[Saved data entries]
>> start
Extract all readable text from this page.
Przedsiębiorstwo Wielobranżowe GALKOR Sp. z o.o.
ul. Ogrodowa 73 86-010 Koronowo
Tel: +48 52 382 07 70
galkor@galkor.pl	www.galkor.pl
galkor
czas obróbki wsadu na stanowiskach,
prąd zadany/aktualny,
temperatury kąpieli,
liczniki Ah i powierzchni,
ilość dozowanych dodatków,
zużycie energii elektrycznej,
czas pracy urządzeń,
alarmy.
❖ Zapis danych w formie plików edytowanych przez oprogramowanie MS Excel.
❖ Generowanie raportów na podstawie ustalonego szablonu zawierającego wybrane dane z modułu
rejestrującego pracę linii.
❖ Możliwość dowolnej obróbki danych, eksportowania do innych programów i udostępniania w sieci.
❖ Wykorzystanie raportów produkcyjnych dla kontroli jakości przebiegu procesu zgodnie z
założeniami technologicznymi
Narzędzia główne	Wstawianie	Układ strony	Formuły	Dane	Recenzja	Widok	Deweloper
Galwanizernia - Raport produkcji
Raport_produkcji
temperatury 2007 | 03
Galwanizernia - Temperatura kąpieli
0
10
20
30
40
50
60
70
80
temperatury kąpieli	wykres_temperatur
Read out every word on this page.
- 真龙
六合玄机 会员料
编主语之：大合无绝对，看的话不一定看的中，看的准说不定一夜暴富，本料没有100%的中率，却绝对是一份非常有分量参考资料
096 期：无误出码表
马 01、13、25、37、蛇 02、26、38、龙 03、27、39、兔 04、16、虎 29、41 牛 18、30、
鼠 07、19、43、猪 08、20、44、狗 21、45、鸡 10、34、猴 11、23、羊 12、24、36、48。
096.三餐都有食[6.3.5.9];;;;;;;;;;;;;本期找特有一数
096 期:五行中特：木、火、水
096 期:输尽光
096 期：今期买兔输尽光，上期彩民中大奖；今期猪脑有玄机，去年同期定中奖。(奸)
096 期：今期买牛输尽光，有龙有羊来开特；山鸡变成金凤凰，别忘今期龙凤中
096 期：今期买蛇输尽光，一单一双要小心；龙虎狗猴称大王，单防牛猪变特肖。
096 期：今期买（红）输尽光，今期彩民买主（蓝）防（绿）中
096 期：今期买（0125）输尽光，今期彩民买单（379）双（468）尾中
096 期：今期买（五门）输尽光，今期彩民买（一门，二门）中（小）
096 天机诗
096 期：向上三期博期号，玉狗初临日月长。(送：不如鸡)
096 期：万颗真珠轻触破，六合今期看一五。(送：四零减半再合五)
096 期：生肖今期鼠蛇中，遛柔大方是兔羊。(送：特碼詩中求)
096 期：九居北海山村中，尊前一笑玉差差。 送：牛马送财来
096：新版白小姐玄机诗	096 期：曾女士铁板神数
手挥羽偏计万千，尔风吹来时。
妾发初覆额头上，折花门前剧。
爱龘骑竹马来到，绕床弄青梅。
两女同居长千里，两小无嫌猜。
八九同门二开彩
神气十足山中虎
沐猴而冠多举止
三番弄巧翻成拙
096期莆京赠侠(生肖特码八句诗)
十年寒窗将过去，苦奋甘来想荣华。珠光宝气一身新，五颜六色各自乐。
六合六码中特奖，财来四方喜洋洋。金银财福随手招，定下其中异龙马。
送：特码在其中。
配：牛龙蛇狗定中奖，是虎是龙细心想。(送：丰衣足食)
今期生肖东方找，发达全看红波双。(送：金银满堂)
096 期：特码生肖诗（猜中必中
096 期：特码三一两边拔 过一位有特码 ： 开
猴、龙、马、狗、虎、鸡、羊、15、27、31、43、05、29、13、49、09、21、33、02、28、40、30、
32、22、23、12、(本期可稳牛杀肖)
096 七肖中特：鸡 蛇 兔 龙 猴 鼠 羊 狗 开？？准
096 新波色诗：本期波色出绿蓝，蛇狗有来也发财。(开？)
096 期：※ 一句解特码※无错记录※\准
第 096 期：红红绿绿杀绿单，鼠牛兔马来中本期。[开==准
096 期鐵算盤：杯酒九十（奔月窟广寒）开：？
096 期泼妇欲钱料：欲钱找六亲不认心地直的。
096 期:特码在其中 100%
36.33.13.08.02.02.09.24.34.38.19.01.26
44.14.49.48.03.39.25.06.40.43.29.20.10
>> end
**Short problem**
Please reproduce each line exactly as written.

**Completed exercise**
Extract all readable text from this page.
Przedsiębiorstwo Wielobranżowe GALKOR Sp. z o.o.
ul. Ogrodowa 73 86-010 Koronowo
Tel: +48 52 382 07 70
galkor@galkor.pl	www.galkor.pl
galkor
czas obróbki wsadu na stanowiskach,
prąd zadany/aktualny,
temperatury kąpieli,
liczniki Ah i powierzchni,
ilość dozowanych dodatków,
zużycie energii elektrycznej,
czas pracy urządzeń,
alarmy.
❖ Zapis danych w formie plików edytowanych przez oprogramowanie MS Excel.
❖ Generowanie raportów na podstawie ustalonego szablonu zawierającego wybrane dane z modułu
rejestrującego pracę linii.
❖ Możliwość dowolnej obróbki danych, eksportowania do innych programów i udostępniania w sieci.
❖ Wykorzystanie raportów produkcyjnych dla kontroli jakości przebiegu procesu zgodnie z
założeniami technologicznymi
Narzędzia główne	Wstawianie	Układ strony	Formuły	Dane	Recenzja	Widok	Deweloper
Galwanizernia - Raport produkcji
Raport_produkcji
temperatury 2007 | 03
Galwanizernia - Temperatura kąpieli
0
10
20
30
40
50
60
70
80
temperatury kąpieli	wykres_temperatur
Read out every word on this page.
- 真龙
六合玄机 会员料
编主语之：大合无绝对，看的话不一定看的中，看的准说不定一夜暴富，本料没有100%的中率，却绝对是一份非常有分量参考资料
096 期：无误出码表
马 01、13、25、37、蛇 02、26、38、龙 03、27、39、兔 04、16、虎 29、41 牛 18、30、
鼠 07、19、43、猪 08、20、44、狗 21、45、鸡 10、34、猴 11、23、羊 12、24、36、48。
096.三餐都有食[6.3.5.9];;;;;;;;;;;;;本期找特有一数
096 期:五行中特：木、火、水
096 期:输尽光
096 期：今期买兔输尽光，上期彩民中大奖；今期猪脑有玄机，去年同期定中奖。(奸)
096 期：今期买牛输尽光，有龙有羊来开特；山鸡变成金凤凰，别忘今期龙凤中
096 期：今期买蛇输尽光，一单一双要小心；龙虎狗猴称大王，单防牛猪变特肖。
096 期：今期买（红）输尽光，今期彩民买主（蓝）防（绿）中
096 期：今期买（0125）输尽光，今期彩民买单（379）双（468）尾中
096 期：今期买（五门）输尽光，今期彩民买（一门，二门）中（小）
096 天机诗
096 期：向上三期博期号，玉狗初临日月长。(送：不如鸡)
096 期：万颗真珠轻触破，六合今期看一五。(送：四零减半再合五)
096 期：生肖今期鼠蛇中，遛柔大方是兔羊。(送：特碼詩中求)
096 期：九居北海山村中，尊前一笑玉差差。 送：牛马送财来
096：新版白小姐玄机诗	096 期：曾女士铁板神数
手挥羽偏计万千，尔风吹来时。
妾发初覆额头上，折花门前剧。
爱龘骑竹马来到，绕床弄青梅。
两女同居长千里，两小无嫌猜。
八九同门二开彩
神气十足山中虎
沐猴而冠多举止
三番弄巧翻成拙
096期莆京赠侠(生肖特码八句诗)
十年寒窗将过去，苦奋甘来想荣华。珠光宝气一身新，五颜六色各自乐。
六合六码中特奖，财来四方喜洋洋。金银财福随手招，定下其中异龙马。
送：特码在其中。
配：牛龙蛇狗定中奖，是虎是龙细心想。(送：丰衣足食)
今期生肖东方找，发达全看红波双。(送：金银满堂)
096 期：特码生肖诗（猜中必中
096 期：特码三一两边拔 过一位有特码 ： 开
猴、龙、马、狗、虎、鸡、羊、15、27、31、43、05、29、13、49、09、21、33、02、28、40、30、
32、22、23、12、(本期可稳牛杀肖)
096 七肖中特：鸡 蛇 兔 龙 猴 鼠 羊 狗 开？？准
096 新波色诗：本期波色出绿蓝，蛇狗有来也发财。(开？)
096 期：※ 一句解特码※无错记录※\准
第 096 期：红红绿绿杀绿单，鼠牛兔马来中本期。[开==准
096 期鐵算盤：杯酒九十（奔月窟广寒）开：？
096 期泼妇欲钱料：欲钱找六亲不认心地直的。
096 期:特码在其中 100%
36.33.13.08.02.02.09.24.34.38.19.01.26
44.14.49.48.03.39.25.06.40.43.29.20.10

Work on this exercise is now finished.